# EXERCISE INPUTS
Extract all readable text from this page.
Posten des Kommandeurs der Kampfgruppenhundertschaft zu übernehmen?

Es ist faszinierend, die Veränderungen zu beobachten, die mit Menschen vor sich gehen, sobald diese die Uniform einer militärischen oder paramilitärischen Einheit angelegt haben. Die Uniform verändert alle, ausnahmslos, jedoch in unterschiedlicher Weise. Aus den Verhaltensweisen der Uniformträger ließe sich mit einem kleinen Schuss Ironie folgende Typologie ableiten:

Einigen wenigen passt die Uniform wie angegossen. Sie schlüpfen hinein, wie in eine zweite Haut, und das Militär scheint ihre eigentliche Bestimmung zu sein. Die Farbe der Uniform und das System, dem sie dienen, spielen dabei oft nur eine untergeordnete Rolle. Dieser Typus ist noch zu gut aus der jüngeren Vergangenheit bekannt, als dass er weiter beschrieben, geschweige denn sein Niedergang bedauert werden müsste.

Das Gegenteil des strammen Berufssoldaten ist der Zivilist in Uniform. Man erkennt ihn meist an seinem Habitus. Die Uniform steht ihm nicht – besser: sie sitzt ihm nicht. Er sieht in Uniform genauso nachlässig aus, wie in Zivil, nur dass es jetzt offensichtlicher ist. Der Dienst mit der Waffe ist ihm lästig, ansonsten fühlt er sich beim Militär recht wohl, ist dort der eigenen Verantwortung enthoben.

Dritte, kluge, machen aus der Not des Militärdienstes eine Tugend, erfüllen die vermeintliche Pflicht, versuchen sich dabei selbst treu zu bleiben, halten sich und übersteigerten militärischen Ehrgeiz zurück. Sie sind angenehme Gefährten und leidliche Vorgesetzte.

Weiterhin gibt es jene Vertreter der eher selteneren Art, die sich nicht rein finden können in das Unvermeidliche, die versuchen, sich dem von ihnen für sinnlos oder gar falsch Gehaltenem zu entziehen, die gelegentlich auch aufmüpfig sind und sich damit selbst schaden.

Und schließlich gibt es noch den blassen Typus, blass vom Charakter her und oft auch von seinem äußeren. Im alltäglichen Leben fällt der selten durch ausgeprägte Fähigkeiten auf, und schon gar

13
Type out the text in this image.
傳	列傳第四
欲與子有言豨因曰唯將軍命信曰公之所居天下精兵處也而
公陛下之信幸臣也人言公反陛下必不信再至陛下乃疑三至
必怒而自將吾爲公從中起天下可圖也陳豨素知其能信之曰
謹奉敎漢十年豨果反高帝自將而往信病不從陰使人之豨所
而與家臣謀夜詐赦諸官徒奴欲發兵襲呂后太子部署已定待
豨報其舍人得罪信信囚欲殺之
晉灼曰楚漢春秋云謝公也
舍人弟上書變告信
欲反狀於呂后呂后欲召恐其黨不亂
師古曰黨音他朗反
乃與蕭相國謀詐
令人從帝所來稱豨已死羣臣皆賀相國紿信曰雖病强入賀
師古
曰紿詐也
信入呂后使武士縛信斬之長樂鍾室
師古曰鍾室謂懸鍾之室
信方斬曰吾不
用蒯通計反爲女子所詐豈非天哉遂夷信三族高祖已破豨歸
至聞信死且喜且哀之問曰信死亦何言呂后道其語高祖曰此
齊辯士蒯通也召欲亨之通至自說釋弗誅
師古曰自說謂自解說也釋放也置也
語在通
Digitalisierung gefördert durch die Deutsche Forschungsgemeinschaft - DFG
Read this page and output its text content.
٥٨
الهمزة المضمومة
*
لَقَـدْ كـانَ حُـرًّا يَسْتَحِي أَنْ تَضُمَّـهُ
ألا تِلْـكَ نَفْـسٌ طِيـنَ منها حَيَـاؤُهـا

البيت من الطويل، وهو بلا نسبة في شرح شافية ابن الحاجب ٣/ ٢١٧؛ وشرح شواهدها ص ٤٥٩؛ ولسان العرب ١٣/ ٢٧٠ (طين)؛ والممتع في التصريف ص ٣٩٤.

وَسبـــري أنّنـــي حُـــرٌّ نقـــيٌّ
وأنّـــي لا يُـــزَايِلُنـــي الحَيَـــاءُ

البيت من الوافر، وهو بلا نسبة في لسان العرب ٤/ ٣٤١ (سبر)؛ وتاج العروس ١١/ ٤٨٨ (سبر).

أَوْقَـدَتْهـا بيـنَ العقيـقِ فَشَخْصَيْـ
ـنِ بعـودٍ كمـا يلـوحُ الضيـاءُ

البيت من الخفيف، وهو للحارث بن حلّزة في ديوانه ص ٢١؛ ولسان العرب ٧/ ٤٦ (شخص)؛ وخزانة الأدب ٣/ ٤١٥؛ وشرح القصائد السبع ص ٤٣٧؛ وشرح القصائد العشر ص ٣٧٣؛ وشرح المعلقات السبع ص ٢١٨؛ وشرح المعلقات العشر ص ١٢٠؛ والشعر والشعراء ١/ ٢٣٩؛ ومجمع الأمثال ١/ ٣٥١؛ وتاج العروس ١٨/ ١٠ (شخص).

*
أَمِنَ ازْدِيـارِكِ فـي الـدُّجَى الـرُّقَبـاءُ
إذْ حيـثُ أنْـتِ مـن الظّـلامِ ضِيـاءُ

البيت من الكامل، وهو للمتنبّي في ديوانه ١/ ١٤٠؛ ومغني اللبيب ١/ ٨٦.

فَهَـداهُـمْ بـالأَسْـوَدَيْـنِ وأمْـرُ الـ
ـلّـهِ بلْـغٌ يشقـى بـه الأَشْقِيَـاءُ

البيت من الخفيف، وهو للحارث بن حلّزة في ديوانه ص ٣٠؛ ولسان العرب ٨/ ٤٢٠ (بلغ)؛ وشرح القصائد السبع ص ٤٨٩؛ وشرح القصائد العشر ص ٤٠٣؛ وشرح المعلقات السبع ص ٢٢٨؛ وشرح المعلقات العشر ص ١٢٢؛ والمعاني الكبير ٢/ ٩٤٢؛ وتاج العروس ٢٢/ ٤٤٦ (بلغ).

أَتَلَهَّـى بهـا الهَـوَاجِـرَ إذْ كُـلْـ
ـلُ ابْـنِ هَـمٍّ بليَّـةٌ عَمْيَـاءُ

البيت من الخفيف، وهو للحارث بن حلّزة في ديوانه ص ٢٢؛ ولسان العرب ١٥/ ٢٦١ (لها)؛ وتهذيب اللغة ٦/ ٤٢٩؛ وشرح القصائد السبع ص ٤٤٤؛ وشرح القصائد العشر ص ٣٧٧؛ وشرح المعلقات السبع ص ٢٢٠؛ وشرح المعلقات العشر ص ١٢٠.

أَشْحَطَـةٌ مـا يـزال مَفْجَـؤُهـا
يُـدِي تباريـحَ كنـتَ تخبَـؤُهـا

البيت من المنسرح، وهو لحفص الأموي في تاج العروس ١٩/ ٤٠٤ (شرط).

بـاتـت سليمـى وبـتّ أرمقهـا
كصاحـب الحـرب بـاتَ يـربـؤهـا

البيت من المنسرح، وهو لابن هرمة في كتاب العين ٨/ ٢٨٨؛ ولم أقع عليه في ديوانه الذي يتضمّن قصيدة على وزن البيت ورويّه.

# AIM
Scan the listing above for the word "text" and copy every line that holds it.

# TASK RESULT
Extract all readable text from this page.
Type out the text in this image.
Read this page and output its text content.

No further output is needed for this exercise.